**CHALLENGE**
Reproduce all of the data word for word.
##### INPUT FOR THIS TASK
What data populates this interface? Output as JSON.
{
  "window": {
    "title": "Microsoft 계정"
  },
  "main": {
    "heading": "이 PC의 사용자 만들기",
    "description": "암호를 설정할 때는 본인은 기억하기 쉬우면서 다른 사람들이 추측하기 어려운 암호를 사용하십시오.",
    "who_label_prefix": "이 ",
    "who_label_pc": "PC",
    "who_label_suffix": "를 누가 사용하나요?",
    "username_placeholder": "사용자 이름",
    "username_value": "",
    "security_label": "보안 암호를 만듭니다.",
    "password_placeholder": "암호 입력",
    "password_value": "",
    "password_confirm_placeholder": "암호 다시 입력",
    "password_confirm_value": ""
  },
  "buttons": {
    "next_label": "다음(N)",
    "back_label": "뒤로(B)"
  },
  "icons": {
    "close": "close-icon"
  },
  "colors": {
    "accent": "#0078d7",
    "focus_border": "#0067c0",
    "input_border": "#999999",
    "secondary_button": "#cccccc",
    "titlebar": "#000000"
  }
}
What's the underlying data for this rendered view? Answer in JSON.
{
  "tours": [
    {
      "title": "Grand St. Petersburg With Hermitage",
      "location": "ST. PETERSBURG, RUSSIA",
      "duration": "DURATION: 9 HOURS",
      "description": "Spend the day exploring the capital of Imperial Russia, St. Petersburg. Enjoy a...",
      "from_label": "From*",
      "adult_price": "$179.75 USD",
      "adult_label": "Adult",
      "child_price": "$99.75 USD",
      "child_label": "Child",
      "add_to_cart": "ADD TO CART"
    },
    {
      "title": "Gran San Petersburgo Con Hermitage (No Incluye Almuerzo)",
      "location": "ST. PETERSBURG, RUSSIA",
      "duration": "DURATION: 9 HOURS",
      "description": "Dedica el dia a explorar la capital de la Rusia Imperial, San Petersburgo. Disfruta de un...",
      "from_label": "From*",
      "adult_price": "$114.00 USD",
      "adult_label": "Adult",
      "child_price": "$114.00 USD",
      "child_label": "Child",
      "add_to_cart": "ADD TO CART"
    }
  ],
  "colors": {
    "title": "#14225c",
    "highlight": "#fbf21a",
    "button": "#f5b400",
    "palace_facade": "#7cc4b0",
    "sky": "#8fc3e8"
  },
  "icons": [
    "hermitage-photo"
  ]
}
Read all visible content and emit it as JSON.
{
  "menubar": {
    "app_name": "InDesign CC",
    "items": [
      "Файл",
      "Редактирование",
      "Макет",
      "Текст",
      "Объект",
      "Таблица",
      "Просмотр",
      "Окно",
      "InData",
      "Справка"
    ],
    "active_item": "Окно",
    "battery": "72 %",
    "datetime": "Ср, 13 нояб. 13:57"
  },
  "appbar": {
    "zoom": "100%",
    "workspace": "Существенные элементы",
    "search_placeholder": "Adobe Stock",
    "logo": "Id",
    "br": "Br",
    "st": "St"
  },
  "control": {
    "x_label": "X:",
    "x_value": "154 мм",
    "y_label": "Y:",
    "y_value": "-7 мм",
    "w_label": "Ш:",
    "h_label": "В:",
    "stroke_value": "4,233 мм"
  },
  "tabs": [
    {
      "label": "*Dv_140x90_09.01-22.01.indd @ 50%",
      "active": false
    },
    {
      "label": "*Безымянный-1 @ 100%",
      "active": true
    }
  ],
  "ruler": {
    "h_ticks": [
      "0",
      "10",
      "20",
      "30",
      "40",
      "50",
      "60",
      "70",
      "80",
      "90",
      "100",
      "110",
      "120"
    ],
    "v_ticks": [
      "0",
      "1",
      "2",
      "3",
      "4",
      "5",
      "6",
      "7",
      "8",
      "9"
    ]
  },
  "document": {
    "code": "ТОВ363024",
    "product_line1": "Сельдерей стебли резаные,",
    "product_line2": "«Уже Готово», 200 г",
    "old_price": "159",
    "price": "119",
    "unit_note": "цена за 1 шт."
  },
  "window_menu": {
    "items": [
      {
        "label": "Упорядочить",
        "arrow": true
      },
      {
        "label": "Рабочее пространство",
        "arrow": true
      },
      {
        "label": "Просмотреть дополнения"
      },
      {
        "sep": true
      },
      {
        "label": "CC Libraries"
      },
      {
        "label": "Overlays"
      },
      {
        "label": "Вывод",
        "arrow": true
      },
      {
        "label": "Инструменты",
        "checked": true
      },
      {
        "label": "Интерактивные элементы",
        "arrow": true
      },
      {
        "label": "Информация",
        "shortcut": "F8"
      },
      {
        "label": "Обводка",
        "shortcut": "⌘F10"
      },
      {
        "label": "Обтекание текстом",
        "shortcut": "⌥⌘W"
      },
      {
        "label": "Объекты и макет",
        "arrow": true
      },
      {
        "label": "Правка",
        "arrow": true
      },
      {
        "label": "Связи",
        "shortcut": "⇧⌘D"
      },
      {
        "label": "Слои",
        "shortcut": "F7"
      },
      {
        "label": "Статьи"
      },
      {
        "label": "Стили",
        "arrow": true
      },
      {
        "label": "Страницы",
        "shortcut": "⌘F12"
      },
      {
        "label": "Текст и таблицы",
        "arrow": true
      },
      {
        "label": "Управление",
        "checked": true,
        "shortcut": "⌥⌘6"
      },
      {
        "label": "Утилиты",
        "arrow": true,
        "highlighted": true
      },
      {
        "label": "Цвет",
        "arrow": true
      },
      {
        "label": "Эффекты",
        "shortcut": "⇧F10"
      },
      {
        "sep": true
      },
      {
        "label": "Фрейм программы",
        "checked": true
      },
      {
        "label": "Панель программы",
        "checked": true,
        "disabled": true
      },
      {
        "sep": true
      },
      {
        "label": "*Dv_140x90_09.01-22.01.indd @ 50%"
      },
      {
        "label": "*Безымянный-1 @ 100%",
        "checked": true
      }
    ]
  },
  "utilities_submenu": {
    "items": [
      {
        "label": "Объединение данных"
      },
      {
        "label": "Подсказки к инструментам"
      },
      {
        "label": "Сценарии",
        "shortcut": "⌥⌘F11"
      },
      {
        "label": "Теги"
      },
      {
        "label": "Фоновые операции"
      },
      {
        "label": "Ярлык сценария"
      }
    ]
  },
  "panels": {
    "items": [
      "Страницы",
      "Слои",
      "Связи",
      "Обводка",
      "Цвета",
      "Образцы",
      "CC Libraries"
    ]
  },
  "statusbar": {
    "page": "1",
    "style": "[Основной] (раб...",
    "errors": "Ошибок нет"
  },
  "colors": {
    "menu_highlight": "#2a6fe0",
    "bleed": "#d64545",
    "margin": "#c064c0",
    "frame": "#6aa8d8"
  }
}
##########
**ANSWER TO THE EXERCISE**
What data populates this interface? Output as JSON.
{
  "window": {
    "title": "Microsoft 계정"
  },
  "main": {
    "heading": "이 PC의 사용자 만들기",
    "description": "암호를 설정할 때는 본인은 기억하기 쉬우면서 다른 사람들이 추측하기 어려운 암호를 사용하십시오.",
    "who_label_prefix": "이 ",
    "who_label_pc": "PC",
    "who_label_suffix": "를 누가 사용하나요?",
    "username_placeholder": "사용자 이름",
    "username_value": "",
    "security_label": "보안 암호를 만듭니다.",
    "password_placeholder": "암호 입력",
    "password_value": "",
    "password_confirm_placeholder": "암호 다시 입력",
    "password_confirm_value": ""
  },
  "buttons": {
    "next_label": "다음(N)",
    "back_label": "뒤로(B)"
  },
  "icons": {
    "close": "close-icon"
  },
  "colors": {
    "accent": "#0078d7",
    "focus_border": "#0067c0",
    "input_border": "#999999",
    "secondary_button": "#cccccc",
    "titlebar": "#000000"
  }
}
What's the underlying data for this rendered view? Answer in JSON.
{
  "tours": [
    {
      "title": "Grand St. Petersburg With Hermitage",
      "location": "ST. PETERSBURG, RUSSIA",
      "duration": "DURATION: 9 HOURS",
      "description": "Spend the day exploring the capital of Imperial Russia, St. Petersburg. Enjoy a...",
      "from_label": "From*",
      "adult_price": "$179.75 USD",
      "adult_label": "Adult",
      "child_price": "$99.75 USD",
      "child_label": "Child",
      "add_to_cart": "ADD TO CART"
    },
    {
      "title": "Gran San Petersburgo Con Hermitage (No Incluye Almuerzo)",
      "location": "ST. PETERSBURG, RUSSIA",
      "duration": "DURATION: 9 HOURS",
      "description": "Dedica el dia a explorar la capital de la Rusia Imperial, San Petersburgo. Disfruta de un...",
      "from_label": "From*",
      "adult_price": "$114.00 USD",
      "adult_label": "Adult",
      "child_price": "$114.00 USD",
      "child_label": "Child",
      "add_to_cart": "ADD TO CART"
    }
  ],
  "colors": {
    "title": "#14225c",
    "highlight": "#fbf21a",
    "button": "#f5b400",
    "palace_facade": "#7cc4b0",
    "sky": "#8fc3e8"
  },
  "icons": [
    "hermitage-photo"
  ]
}
Read all visible content and emit it as JSON.
{
  "menubar": {
    "app_name": "InDesign CC",
    "items": [
      "Файл",
      "Редактирование",
      "Макет",
      "Текст",
      "Объект",
      "Таблица",
      "Просмотр",
      "Окно",
      "InData",
      "Справка"
    ],
    "active_item": "Окно",
    "battery": "72 %",
    "datetime": "Ср, 13 нояб. 13:57"
  },
  "appbar": {
    "zoom": "100%",
    "workspace": "Существенные элементы",
    "search_placeholder": "Adobe Stock",
    "logo": "Id",
    "br": "Br",
    "st": "St"
  },
  "control": {
    "x_label": "X:",
    "x_value": "154 мм",
    "y_label": "Y:",
    "y_value": "-7 мм",
    "w_label": "Ш:",
    "h_label": "В:",
    "stroke_value": "4,233 мм"
  },
  "tabs": [
    {
      "label": "*Dv_140x90_09.01-22.01.indd @ 50%",
      "active": false
    },
    {
      "label": "*Безымянный-1 @ 100%",
      "active": true
    }
  ],
  "ruler": {
    "h_ticks": [
      "0",
      "10",
      "20",
      "30",
      "40",
      "50",
      "60",
      "70",
      "80",
      "90",
      "100",
      "110",
      "120"
    ],
    "v_ticks": [
      "0",
      "1",
      "2",
      "3",
      "4",
      "5",
      "6",
      "7",
      "8",
      "9"
    ]
  },
  "document": {
    "code": "ТОВ363024",
    "product_line1": "Сельдерей стебли резаные,",
    "product_line2": "«Уже Готово», 200 г",
    "old_price": "159",
    "price": "119",
    "unit_note": "цена за 1 шт."
  },
  "window_menu": {
    "items": [
      {
        "label": "Упорядочить",
        "arrow": true
      },
      {
        "label": "Рабочее пространство",
        "arrow": true
      },
      {
        "label": "Просмотреть дополнения"
      },
      {
        "sep": true
      },
      {
        "label": "CC Libraries"
      },
      {
        "label": "Overlays"
      },
      {
        "label": "Вывод",
        "arrow": true
      },
      {
        "label": "Инструменты",
        "checked": true
      },
      {
        "label": "Интерактивные элементы",
        "arrow": true
      },
      {
        "label": "Информация",
        "shortcut": "F8"
      },
      {
        "label": "Обводка",
        "shortcut": "⌘F10"
      },
      {
        "label": "Обтекание текстом",
        "shortcut": "⌥⌘W"
      },
      {
        "label": "Объекты и макет",
        "arrow": true
      },
      {
        "label": "Правка",
        "arrow": true
      },
      {
        "label": "Связи",
        "shortcut": "⇧⌘D"
      },
      {
        "label": "Слои",
        "shortcut": "F7"
      },
      {
        "label": "Статьи"
      },
      {
        "label": "Стили",
        "arrow": true
      },
      {
        "label": "Страницы",
        "shortcut": "⌘F12"
      },
      {
        "label": "Текст и таблицы",
        "arrow": true
      },
      {
        "label": "Управление",
        "checked": true,
        "shortcut": "⌥⌘6"
      },
      {
        "label": "Утилиты",
        "arrow": true,
        "highlighted": true
      },
      {
        "label": "Цвет",
        "arrow": true
      },
      {
        "label": "Эффекты",
        "shortcut": "⇧F10"
      },
      {
        "sep": true
      },
      {
        "label": "Фрейм программы",
        "checked": true
      },
      {
        "label": "Панель программы",
        "checked": true,
        "disabled": true
      },
      {
        "sep": true
      },
      {
        "label": "*Dv_140x90_09.01-22.01.indd @ 50%"
      },
      {
        "label": "*Безымянный-1 @ 100%",
        "checked": true
      }
    ]
  },
  "utilities_submenu": {
    "items": [
      {
        "label": "Объединение данных"
      },
      {
        "label": "Подсказки к инструментам"
      },
      {
        "label": "Сценарии",
        "shortcut": "⌥⌘F11"
      },
      {
        "label": "Теги"
      },
      {
        "label": "Фоновые операции"
      },
      {
        "label": "Ярлык сценария"
      }
    ]
  },
  "panels": {
    "items": [
      "Страницы",
      "Слои",
      "Связи",
      "Обводка",
      "Цвета",
      "Образцы",
      "CC Libraries"
    ]
  },
  "statusbar": {
    "page": "1",
    "style": "[Основной] (раб...",
    "errors": "Ошибок нет"
  },
  "colors": {
    "menu_highlight": "#2a6fe0",
    "bleed": "#d64545",
    "margin": "#c064c0",
    "frame": "#6aa8d8"
  }
}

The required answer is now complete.